[Source data]
-*-*-

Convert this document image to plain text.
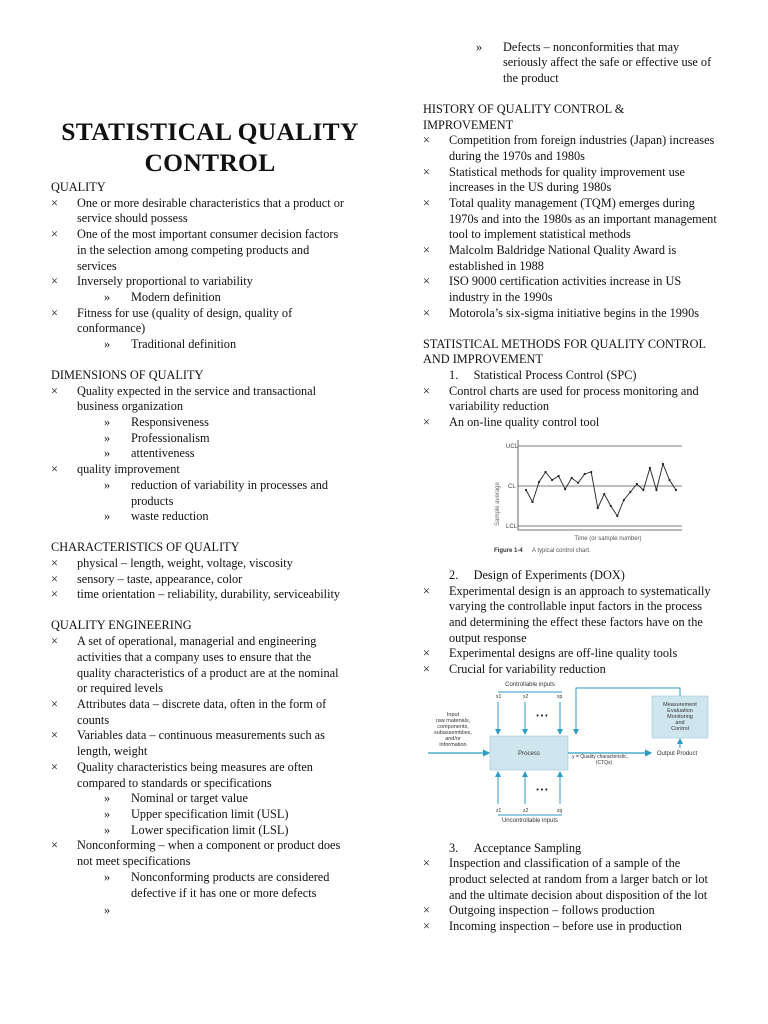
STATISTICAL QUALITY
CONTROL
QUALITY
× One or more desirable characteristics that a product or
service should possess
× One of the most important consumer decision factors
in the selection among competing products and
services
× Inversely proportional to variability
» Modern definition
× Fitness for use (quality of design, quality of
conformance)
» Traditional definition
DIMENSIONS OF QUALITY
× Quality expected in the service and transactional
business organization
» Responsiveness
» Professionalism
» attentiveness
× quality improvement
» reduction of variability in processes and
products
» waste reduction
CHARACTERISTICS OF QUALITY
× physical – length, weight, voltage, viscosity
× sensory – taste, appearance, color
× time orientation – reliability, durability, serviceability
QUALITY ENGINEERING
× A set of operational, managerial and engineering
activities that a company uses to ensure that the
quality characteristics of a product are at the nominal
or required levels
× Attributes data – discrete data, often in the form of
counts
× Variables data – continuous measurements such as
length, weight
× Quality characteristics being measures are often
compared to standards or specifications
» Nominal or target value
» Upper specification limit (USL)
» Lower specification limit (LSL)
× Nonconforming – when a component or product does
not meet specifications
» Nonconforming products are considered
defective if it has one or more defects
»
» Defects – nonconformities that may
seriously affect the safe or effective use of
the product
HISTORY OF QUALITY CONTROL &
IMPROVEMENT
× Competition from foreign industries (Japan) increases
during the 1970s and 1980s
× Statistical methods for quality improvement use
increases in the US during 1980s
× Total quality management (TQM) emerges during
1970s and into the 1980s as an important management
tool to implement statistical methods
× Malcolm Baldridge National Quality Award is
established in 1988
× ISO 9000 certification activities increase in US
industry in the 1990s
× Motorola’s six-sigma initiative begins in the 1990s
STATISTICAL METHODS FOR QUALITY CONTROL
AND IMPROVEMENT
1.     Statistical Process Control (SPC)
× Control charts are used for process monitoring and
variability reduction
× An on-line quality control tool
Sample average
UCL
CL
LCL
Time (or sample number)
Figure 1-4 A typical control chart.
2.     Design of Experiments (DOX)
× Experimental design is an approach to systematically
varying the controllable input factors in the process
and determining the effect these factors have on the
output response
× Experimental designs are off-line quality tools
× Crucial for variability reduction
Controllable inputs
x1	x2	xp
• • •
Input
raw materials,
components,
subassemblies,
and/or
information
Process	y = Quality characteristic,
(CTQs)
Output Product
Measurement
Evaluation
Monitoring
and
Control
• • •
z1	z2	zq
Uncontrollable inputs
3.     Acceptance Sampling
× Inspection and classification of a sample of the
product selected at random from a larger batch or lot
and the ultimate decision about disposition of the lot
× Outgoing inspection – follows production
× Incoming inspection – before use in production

-*-*-

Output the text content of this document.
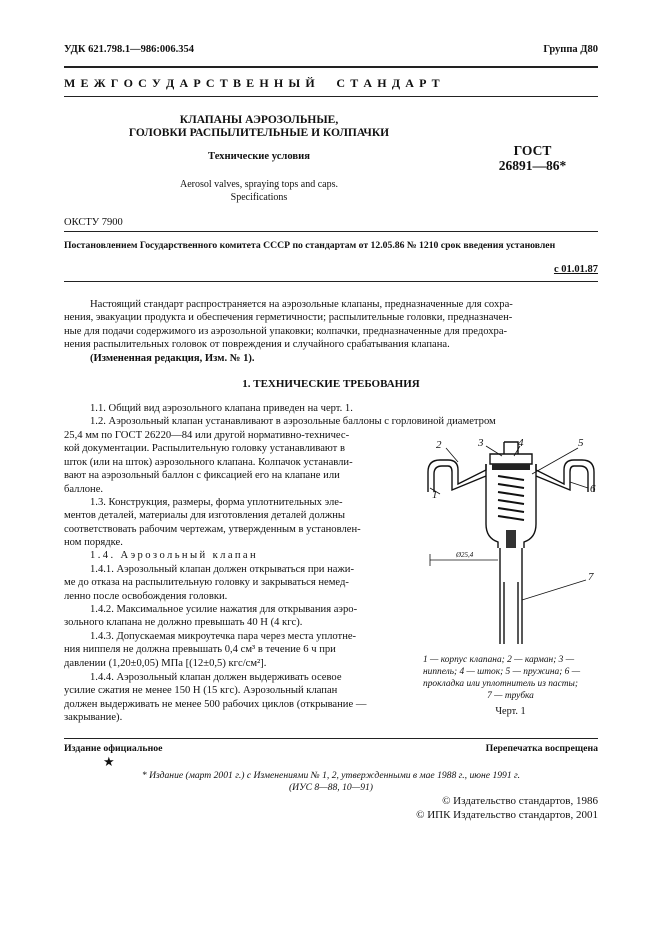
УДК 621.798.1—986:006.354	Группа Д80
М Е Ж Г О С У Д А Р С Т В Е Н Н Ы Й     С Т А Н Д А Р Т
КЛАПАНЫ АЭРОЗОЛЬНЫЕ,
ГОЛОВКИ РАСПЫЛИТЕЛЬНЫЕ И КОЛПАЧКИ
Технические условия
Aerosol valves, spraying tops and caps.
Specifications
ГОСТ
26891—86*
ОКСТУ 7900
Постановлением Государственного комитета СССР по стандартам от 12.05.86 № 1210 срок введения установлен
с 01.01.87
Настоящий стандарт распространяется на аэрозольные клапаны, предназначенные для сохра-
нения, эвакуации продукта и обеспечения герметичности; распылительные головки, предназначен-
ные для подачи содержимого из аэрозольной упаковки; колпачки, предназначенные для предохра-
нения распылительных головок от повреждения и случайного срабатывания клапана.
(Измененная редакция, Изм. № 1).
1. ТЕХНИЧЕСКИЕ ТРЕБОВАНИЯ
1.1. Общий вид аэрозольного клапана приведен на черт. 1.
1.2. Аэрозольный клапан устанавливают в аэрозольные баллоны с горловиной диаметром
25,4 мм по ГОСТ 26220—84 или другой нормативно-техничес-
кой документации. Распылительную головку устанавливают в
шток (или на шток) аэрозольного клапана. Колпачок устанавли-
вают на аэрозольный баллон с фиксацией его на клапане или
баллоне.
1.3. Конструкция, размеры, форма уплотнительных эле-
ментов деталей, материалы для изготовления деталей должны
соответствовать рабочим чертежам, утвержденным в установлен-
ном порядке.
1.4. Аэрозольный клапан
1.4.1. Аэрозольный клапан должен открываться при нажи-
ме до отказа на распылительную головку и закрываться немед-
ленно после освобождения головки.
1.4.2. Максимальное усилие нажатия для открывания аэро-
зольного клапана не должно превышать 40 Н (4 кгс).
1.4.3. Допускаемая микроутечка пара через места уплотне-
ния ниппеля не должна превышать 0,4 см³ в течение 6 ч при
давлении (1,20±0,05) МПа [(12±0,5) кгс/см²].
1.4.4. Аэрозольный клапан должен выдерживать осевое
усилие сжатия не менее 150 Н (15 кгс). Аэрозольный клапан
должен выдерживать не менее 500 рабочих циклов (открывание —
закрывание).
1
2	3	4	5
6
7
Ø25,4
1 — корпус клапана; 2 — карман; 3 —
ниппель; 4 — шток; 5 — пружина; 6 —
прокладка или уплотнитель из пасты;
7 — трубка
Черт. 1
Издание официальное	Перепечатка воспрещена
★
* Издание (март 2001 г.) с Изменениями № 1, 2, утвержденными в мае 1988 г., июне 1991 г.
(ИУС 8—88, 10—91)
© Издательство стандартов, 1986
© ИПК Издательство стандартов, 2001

-*-*-

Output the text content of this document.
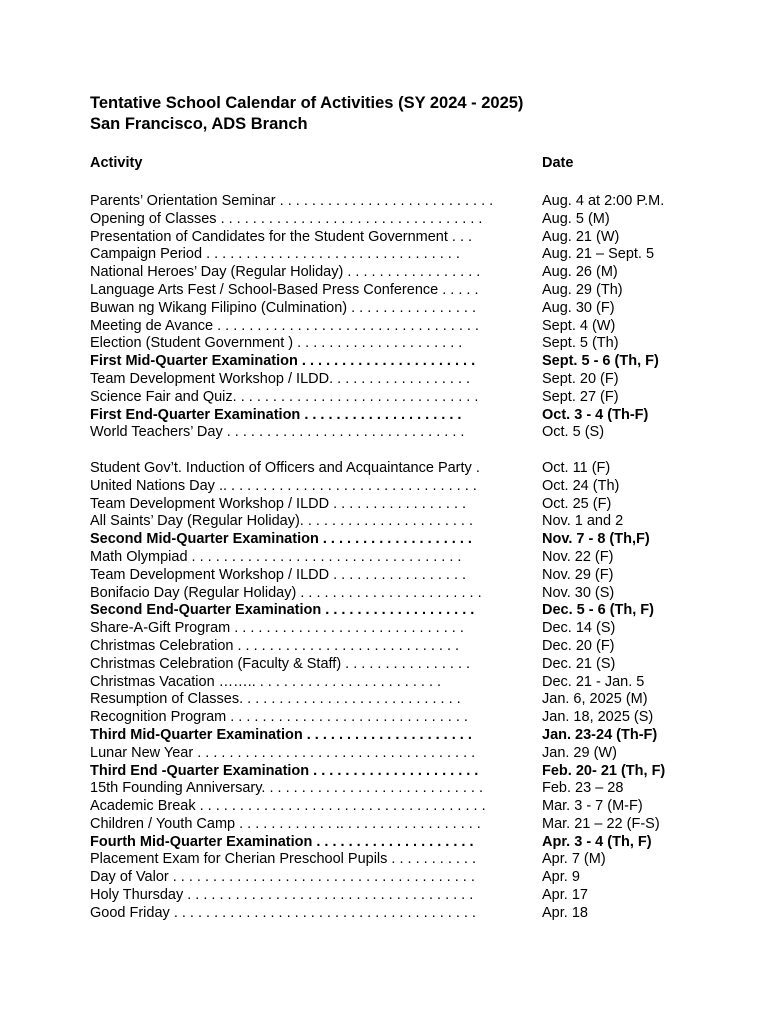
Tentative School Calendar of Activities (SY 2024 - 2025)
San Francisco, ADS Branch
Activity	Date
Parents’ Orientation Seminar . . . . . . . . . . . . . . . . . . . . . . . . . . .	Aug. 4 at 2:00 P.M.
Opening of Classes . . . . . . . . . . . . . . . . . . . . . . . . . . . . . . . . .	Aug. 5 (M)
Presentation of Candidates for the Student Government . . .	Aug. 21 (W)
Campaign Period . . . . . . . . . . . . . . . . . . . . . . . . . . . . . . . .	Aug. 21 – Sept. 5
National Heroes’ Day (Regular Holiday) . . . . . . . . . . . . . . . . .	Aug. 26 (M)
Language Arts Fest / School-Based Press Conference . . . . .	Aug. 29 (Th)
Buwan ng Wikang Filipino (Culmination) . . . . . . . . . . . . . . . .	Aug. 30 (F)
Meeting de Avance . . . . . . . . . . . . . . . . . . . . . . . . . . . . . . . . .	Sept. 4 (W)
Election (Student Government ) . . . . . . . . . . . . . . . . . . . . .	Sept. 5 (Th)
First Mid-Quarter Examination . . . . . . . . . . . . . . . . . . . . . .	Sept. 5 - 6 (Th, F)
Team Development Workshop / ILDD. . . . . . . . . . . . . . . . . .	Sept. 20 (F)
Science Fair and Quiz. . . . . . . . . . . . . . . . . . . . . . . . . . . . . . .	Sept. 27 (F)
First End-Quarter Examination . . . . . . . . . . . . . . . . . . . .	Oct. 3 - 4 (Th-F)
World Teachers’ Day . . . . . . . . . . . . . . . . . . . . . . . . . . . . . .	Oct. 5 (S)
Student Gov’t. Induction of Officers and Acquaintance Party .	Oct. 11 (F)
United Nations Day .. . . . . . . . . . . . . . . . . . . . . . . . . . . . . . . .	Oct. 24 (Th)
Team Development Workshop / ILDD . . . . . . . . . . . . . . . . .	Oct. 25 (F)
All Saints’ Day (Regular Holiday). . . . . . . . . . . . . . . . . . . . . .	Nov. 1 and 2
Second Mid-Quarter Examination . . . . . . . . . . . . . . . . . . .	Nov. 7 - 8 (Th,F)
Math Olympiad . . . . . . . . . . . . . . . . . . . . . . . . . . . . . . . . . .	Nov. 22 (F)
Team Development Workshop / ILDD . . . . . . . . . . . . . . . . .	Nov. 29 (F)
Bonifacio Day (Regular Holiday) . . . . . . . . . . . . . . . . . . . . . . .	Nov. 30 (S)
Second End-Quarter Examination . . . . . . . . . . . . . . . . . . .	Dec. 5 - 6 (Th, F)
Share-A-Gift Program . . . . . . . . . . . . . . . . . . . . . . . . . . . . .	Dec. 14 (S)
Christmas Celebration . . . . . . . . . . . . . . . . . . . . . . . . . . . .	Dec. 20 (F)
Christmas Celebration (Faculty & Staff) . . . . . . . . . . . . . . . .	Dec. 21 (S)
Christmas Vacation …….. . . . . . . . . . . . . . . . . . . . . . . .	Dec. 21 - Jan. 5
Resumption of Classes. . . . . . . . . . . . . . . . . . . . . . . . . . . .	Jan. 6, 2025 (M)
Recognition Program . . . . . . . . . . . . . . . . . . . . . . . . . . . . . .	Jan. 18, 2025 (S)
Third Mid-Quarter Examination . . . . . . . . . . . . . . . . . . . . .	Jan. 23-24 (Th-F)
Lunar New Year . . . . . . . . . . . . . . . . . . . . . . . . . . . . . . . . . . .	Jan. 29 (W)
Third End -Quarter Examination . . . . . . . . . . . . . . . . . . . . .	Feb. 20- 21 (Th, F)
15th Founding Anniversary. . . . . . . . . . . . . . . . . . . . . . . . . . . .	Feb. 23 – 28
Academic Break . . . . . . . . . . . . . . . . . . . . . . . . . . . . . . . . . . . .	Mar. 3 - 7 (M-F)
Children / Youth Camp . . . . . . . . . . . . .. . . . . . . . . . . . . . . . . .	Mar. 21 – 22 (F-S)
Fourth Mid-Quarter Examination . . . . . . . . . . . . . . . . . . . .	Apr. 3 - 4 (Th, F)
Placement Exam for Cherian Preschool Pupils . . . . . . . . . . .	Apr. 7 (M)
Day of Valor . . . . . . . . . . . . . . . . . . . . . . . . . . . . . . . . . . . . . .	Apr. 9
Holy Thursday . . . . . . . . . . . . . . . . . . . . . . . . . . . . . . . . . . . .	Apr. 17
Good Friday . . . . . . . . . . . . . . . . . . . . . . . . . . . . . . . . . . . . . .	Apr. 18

-*-*-

### INSTRUCTIONS TO FOLLOW
Of the lines in the entries above, how many include "Workshop"? Only the number should be given.

### FINAL RESULT
3